* begin *

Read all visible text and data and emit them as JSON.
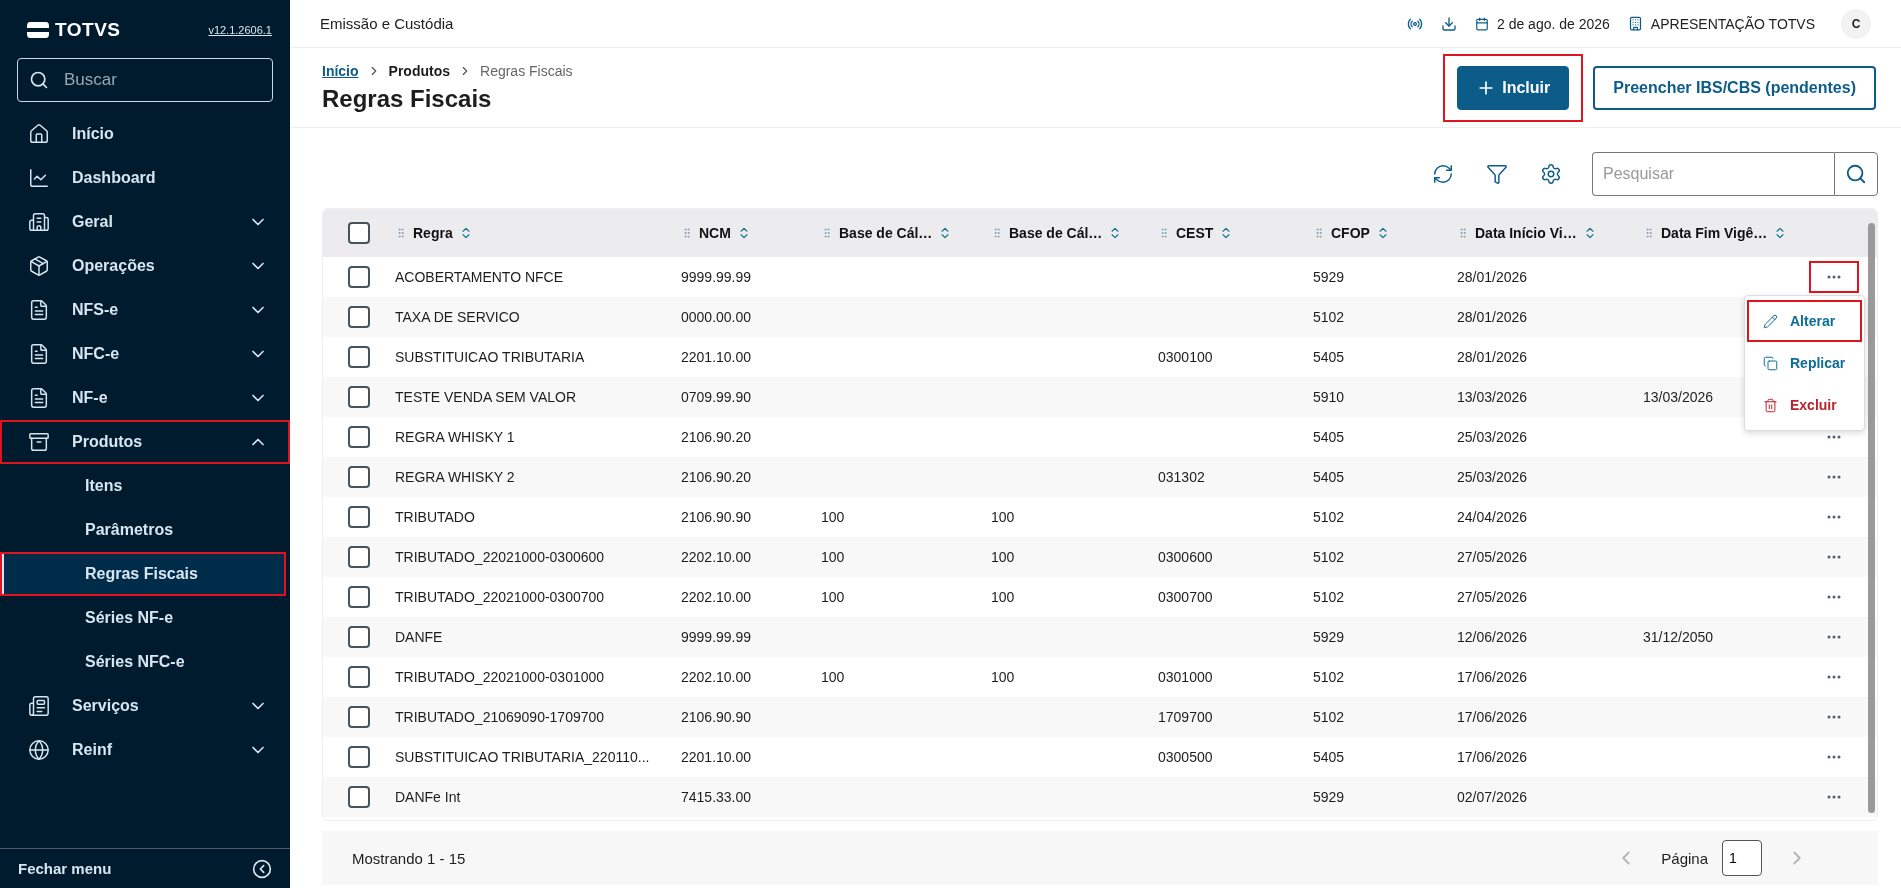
{
  "app": {
    "logo": "TOTVS",
    "version": "v12.1.2606.1"
  },
  "sidebar": {
    "search": {
      "placeholder": "Buscar"
    },
    "items": [
      {
        "label": "Início",
        "selected": false,
        "highlighted": false
      },
      {
        "label": "Dashboard",
        "selected": false,
        "highlighted": false
      },
      {
        "label": "Geral",
        "selected": false,
        "highlighted": false,
        "expanded": false
      },
      {
        "label": "Operações",
        "selected": false,
        "highlighted": false,
        "expanded": false
      },
      {
        "label": "NFS-e",
        "selected": false,
        "highlighted": false,
        "expanded": false
      },
      {
        "label": "NFC-e",
        "selected": false,
        "highlighted": false,
        "expanded": false
      },
      {
        "label": "NF-e",
        "selected": false,
        "highlighted": false,
        "expanded": false
      },
      {
        "label": "Produtos",
        "selected": false,
        "highlighted": true,
        "expanded": true,
        "children": [
          {
            "label": "Itens",
            "selected": false,
            "highlighted": false
          },
          {
            "label": "Parâmetros",
            "selected": false,
            "highlighted": false
          },
          {
            "label": "Regras Fiscais",
            "selected": true,
            "highlighted": true
          },
          {
            "label": "Séries NF-e",
            "selected": false,
            "highlighted": false
          },
          {
            "label": "Séries NFC-e",
            "selected": false,
            "highlighted": false
          }
        ]
      },
      {
        "label": "Serviços",
        "selected": false,
        "highlighted": false,
        "expanded": false
      },
      {
        "label": "Reinf",
        "selected": false,
        "highlighted": false,
        "expanded": false
      }
    ],
    "footer": "Fechar menu"
  },
  "topbar": {
    "title": "Emissão e Custódia",
    "date": "2 de ago. de 2026",
    "company": "APRESENTAÇÃO TOTVS",
    "avatar": "C"
  },
  "page": {
    "breadcrumb": [
      {
        "label": "Início",
        "kind": "link"
      },
      {
        "label": "Produtos",
        "kind": "parent"
      },
      {
        "label": "Regras Fiscais",
        "kind": "current"
      }
    ],
    "title": "Regras Fiscais",
    "actions": [
      {
        "label": "Incluir",
        "kind": "primary",
        "highlighted": true
      },
      {
        "label": "Preencher IBS/CBS (pendentes)",
        "kind": "secondary",
        "highlighted": false
      }
    ]
  },
  "toolbar": {
    "search": {
      "placeholder": "Pesquisar"
    }
  },
  "table": {
    "select_all": {
      "checked": false
    },
    "columns": [
      "Regra",
      "NCM",
      "Base de Cál…",
      "Base de Cál…",
      "CEST",
      "CFOP",
      "Data Início Vi…",
      "Data Fim Vigê…"
    ],
    "rows": [
      {
        "cells": [
          "ACOBERTAMENTO NFCE",
          "9999.99.99",
          "",
          "",
          "",
          "5929",
          "28/01/2026",
          ""
        ],
        "checked": false,
        "menu_button": true,
        "menu_highlighted": true
      },
      {
        "cells": [
          "TAXA DE SERVICO",
          "0000.00.00",
          "",
          "",
          "",
          "5102",
          "28/01/2026",
          ""
        ],
        "checked": false,
        "menu_button": false
      },
      {
        "cells": [
          "SUBSTITUICAO TRIBUTARIA",
          "2201.10.00",
          "",
          "",
          "0300100",
          "5405",
          "28/01/2026",
          ""
        ],
        "checked": false,
        "menu_button": false
      },
      {
        "cells": [
          "TESTE VENDA SEM VALOR",
          "0709.99.90",
          "",
          "",
          "",
          "5910",
          "13/03/2026",
          "13/03/2026"
        ],
        "checked": false,
        "menu_button": false
      },
      {
        "cells": [
          "REGRA WHISKY 1",
          "2106.90.20",
          "",
          "",
          "",
          "5405",
          "25/03/2026",
          ""
        ],
        "checked": false,
        "menu_button": true,
        "menu_highlighted": false
      },
      {
        "cells": [
          "REGRA WHISKY 2",
          "2106.90.20",
          "",
          "",
          "031302",
          "5405",
          "25/03/2026",
          ""
        ],
        "checked": false,
        "menu_button": true,
        "menu_highlighted": false
      },
      {
        "cells": [
          "TRIBUTADO",
          "2106.90.90",
          "100",
          "100",
          "",
          "5102",
          "24/04/2026",
          ""
        ],
        "checked": false,
        "menu_button": true,
        "menu_highlighted": false
      },
      {
        "cells": [
          "TRIBUTADO_22021000-0300600",
          "2202.10.00",
          "100",
          "100",
          "0300600",
          "5102",
          "27/05/2026",
          ""
        ],
        "checked": false,
        "menu_button": true,
        "menu_highlighted": false
      },
      {
        "cells": [
          "TRIBUTADO_22021000-0300700",
          "2202.10.00",
          "100",
          "100",
          "0300700",
          "5102",
          "27/05/2026",
          ""
        ],
        "checked": false,
        "menu_button": true,
        "menu_highlighted": false
      },
      {
        "cells": [
          "DANFE",
          "9999.99.99",
          "",
          "",
          "",
          "5929",
          "12/06/2026",
          "31/12/2050"
        ],
        "checked": false,
        "menu_button": true,
        "menu_highlighted": false
      },
      {
        "cells": [
          "TRIBUTADO_22021000-0301000",
          "2202.10.00",
          "100",
          "100",
          "0301000",
          "5102",
          "17/06/2026",
          ""
        ],
        "checked": false,
        "menu_button": true,
        "menu_highlighted": false
      },
      {
        "cells": [
          "TRIBUTADO_21069090-1709700",
          "2106.90.90",
          "",
          "",
          "1709700",
          "5102",
          "17/06/2026",
          ""
        ],
        "checked": false,
        "menu_button": true,
        "menu_highlighted": false
      },
      {
        "cells": [
          "SUBSTITUICAO TRIBUTARIA_220110...",
          "2201.10.00",
          "",
          "",
          "0300500",
          "5405",
          "17/06/2026",
          ""
        ],
        "checked": false,
        "menu_button": true,
        "menu_highlighted": false
      },
      {
        "cells": [
          "DANFe Int",
          "7415.33.00",
          "",
          "",
          "",
          "5929",
          "02/07/2026",
          ""
        ],
        "checked": false,
        "menu_button": true,
        "menu_highlighted": false
      }
    ],
    "row_menu": {
      "items": [
        {
          "label": "Alterar",
          "kind": "edit",
          "highlighted": true
        },
        {
          "label": "Replicar",
          "kind": "copy",
          "highlighted": false
        },
        {
          "label": "Excluir",
          "kind": "delete",
          "highlighted": false
        }
      ]
    }
  },
  "footer": {
    "summary": "Mostrando 1 - 15",
    "page_label": "Página",
    "page": "1",
    "prev_disabled": true,
    "next_disabled": true
  }
}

* end *

=== What to do ===
Extract every line that has the string "Fiscais" in it.

=== Finished task ===
            "label": "Regras Fiscais",
        "label": "Regras Fiscais",
    "title": "Regras Fiscais",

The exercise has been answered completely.